- [Objective]
A single number is the answer here: how many lines of the entries contain "valle"?

- [Extracted information]
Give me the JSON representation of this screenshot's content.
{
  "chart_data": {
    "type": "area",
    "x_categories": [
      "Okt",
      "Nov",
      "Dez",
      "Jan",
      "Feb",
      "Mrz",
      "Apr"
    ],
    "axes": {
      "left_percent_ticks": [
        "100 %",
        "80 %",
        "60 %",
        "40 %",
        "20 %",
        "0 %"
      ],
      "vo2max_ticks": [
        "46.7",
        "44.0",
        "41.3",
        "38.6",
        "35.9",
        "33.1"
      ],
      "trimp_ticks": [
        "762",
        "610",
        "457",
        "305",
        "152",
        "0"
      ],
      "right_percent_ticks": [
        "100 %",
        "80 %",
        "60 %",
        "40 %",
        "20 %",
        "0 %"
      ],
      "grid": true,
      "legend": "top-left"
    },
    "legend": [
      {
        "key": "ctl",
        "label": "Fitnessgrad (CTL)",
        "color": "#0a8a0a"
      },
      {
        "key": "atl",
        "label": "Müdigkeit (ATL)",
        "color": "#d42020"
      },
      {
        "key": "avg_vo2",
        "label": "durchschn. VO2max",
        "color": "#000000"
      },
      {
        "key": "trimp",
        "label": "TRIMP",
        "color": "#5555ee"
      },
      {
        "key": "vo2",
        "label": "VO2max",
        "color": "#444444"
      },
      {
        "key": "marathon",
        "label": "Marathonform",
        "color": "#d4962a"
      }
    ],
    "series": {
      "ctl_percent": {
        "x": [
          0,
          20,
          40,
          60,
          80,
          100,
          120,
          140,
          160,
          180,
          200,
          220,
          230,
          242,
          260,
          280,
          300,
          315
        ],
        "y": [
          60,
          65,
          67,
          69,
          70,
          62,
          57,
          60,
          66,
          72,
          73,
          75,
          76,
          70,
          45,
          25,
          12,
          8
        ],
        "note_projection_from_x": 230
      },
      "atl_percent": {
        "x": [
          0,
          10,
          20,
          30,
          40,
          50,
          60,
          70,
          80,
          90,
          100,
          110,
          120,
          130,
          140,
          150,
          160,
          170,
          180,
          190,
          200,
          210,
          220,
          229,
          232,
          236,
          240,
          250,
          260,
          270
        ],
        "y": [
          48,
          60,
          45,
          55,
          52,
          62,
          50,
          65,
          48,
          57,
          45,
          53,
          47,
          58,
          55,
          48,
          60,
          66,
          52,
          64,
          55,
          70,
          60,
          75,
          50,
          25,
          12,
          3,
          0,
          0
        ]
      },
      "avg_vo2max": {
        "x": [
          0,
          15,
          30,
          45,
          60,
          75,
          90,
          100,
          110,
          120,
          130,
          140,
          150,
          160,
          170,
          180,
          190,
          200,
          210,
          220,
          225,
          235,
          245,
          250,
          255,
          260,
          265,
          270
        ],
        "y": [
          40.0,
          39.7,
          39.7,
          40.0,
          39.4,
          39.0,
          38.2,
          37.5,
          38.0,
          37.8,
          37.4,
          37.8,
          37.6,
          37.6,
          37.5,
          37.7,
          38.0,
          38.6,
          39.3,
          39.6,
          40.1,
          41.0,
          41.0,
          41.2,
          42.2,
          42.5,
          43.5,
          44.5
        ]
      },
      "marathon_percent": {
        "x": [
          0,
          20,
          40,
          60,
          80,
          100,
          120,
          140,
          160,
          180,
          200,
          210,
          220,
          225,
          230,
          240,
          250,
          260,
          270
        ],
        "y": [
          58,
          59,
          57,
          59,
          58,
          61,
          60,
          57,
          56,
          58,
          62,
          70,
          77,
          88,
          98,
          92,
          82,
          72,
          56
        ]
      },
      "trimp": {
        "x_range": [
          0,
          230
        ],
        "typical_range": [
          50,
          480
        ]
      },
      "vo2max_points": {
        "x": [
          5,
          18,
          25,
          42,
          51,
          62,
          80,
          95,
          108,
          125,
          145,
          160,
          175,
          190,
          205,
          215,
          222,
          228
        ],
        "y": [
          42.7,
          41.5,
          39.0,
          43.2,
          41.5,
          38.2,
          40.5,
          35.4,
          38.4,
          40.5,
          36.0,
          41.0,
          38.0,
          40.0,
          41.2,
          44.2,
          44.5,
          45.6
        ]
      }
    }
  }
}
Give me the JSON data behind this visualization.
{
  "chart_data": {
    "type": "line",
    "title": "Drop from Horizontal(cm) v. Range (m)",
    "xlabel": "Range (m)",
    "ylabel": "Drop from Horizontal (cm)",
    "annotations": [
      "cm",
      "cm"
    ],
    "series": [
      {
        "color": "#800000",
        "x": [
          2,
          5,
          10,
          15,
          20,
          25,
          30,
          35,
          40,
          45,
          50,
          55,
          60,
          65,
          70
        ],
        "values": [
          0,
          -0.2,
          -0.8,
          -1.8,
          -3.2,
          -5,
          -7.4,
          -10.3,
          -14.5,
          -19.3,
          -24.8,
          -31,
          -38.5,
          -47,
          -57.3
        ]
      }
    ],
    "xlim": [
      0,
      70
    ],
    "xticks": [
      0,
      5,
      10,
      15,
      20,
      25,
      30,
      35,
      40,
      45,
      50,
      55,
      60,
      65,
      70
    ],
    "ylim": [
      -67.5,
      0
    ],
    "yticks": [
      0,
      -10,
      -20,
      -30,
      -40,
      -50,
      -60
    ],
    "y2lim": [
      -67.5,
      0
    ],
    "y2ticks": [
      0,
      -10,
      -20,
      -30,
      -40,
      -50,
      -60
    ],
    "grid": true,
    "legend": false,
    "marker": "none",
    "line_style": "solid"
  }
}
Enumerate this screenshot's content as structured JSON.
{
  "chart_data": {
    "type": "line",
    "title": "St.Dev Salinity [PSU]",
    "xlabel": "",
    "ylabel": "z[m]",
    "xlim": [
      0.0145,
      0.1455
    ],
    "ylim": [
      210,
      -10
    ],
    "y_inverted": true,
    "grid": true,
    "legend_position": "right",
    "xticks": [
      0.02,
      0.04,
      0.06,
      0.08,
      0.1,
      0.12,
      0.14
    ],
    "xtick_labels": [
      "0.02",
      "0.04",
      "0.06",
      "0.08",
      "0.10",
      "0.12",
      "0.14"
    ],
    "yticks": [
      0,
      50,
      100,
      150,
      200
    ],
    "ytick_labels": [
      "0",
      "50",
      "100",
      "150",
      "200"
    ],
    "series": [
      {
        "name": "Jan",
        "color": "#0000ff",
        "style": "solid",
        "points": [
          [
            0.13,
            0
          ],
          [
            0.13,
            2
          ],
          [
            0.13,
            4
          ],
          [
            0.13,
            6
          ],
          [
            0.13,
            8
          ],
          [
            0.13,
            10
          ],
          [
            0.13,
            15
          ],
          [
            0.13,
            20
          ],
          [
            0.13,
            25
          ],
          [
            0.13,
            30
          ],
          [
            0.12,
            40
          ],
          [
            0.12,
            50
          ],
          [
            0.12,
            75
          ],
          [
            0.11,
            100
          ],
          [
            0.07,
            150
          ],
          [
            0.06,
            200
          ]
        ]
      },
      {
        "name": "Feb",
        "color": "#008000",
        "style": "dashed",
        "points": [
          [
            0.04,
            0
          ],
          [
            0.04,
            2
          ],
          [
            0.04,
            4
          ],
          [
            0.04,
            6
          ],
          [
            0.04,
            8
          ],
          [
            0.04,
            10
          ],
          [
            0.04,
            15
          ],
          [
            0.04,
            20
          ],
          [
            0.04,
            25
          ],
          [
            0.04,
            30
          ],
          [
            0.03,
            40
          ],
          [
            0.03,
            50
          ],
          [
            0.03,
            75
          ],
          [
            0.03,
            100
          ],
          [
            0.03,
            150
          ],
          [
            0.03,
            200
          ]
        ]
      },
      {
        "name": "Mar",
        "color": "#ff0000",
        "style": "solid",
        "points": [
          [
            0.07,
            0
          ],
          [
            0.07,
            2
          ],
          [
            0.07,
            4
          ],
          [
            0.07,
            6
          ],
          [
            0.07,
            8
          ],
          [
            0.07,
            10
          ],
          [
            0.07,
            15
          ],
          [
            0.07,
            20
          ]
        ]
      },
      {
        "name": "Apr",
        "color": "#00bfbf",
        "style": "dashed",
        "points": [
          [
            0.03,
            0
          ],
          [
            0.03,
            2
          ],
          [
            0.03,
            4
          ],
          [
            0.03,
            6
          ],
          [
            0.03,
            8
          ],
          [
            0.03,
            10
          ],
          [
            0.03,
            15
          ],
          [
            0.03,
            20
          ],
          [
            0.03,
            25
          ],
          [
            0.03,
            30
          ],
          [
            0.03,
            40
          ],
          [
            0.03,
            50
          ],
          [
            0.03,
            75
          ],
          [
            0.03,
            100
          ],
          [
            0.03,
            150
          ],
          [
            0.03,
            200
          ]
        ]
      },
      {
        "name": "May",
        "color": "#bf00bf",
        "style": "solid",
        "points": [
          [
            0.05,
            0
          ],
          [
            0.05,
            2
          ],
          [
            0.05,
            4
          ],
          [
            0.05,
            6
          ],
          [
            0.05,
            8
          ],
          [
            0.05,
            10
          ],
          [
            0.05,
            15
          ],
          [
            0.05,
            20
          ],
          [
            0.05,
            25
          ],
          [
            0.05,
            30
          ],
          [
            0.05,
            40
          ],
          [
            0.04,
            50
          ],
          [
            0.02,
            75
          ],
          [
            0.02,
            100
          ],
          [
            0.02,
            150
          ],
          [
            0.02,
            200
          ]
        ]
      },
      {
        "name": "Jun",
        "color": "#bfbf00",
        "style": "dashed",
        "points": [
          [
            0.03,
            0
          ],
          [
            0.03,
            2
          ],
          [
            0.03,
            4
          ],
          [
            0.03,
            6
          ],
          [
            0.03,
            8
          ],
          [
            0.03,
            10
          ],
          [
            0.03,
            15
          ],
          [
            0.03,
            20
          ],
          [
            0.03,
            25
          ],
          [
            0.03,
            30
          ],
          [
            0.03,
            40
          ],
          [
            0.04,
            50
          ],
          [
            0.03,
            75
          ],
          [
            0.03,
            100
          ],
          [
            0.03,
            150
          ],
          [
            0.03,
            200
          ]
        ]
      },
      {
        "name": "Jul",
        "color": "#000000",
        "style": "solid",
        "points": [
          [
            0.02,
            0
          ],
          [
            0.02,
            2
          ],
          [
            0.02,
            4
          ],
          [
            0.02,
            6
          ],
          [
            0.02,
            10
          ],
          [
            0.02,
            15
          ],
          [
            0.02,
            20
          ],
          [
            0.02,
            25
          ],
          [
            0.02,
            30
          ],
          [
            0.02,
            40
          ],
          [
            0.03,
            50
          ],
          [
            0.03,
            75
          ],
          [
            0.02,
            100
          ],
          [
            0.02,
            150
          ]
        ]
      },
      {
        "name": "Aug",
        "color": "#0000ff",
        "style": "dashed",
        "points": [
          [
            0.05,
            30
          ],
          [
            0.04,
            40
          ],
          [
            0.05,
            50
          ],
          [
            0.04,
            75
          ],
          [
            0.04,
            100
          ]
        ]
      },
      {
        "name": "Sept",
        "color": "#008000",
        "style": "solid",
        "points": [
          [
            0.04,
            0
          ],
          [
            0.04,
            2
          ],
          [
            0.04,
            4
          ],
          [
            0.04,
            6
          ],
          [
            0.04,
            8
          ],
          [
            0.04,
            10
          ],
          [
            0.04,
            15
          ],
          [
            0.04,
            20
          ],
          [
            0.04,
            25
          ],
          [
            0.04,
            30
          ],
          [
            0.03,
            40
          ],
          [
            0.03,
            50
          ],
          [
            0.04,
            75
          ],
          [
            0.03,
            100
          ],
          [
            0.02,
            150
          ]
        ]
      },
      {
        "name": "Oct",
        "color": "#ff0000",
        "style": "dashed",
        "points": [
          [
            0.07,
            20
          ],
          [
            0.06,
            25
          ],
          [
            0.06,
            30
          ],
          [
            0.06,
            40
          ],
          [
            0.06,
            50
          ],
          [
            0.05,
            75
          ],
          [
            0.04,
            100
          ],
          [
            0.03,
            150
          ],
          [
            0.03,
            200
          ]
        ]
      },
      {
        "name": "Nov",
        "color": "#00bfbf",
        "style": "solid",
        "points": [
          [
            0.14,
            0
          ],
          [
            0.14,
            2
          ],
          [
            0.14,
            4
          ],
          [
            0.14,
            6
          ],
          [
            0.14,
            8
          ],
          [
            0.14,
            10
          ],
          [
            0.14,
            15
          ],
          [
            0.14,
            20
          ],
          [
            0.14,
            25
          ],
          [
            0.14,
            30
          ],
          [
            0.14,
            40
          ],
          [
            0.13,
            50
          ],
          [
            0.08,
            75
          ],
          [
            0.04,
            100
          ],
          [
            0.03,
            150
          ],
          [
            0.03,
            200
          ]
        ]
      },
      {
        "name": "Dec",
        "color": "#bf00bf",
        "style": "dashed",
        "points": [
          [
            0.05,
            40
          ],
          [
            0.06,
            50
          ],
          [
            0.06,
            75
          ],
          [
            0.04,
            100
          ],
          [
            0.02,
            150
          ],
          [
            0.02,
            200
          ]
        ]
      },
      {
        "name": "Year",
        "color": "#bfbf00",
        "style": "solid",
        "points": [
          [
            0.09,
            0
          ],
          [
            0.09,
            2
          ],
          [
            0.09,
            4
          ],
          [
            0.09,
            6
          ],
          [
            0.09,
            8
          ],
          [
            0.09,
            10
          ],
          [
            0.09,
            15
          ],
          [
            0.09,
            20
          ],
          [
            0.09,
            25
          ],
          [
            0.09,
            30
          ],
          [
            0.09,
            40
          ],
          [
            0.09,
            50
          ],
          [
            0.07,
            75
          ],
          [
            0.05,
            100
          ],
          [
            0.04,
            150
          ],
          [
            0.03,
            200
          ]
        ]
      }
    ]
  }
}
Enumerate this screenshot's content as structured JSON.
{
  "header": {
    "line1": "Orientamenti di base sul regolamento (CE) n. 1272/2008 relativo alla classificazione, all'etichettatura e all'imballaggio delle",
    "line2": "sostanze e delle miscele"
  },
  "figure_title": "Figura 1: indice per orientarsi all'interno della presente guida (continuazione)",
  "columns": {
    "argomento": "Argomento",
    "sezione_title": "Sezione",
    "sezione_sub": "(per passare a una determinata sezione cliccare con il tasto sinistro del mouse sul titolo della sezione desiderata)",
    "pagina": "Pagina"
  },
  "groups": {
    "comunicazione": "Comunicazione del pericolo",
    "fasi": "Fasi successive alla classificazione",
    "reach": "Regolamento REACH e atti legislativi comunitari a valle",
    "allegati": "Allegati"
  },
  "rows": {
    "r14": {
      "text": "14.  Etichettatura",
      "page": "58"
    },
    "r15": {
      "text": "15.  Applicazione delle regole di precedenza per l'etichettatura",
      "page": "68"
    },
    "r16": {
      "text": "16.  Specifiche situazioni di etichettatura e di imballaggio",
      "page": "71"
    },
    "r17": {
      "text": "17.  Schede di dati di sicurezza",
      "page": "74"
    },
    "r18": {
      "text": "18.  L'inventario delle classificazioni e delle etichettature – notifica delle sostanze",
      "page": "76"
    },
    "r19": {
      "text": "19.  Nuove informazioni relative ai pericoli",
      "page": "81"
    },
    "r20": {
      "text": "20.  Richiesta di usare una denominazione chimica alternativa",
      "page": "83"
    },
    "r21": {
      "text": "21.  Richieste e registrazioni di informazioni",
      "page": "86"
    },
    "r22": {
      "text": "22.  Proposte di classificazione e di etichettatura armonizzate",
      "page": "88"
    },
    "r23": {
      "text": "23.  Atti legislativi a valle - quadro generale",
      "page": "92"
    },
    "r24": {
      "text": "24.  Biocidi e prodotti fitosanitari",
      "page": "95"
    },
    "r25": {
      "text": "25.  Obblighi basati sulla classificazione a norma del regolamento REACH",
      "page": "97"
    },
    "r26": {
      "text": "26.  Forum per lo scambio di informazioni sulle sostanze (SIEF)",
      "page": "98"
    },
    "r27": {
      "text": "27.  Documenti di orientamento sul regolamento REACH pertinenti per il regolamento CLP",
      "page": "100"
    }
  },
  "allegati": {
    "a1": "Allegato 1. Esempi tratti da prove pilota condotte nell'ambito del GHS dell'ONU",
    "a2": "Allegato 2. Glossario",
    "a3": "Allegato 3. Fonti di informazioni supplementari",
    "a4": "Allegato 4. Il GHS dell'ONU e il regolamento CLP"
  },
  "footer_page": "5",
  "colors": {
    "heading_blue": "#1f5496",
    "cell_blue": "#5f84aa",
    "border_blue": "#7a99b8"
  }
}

- [Complete response]
2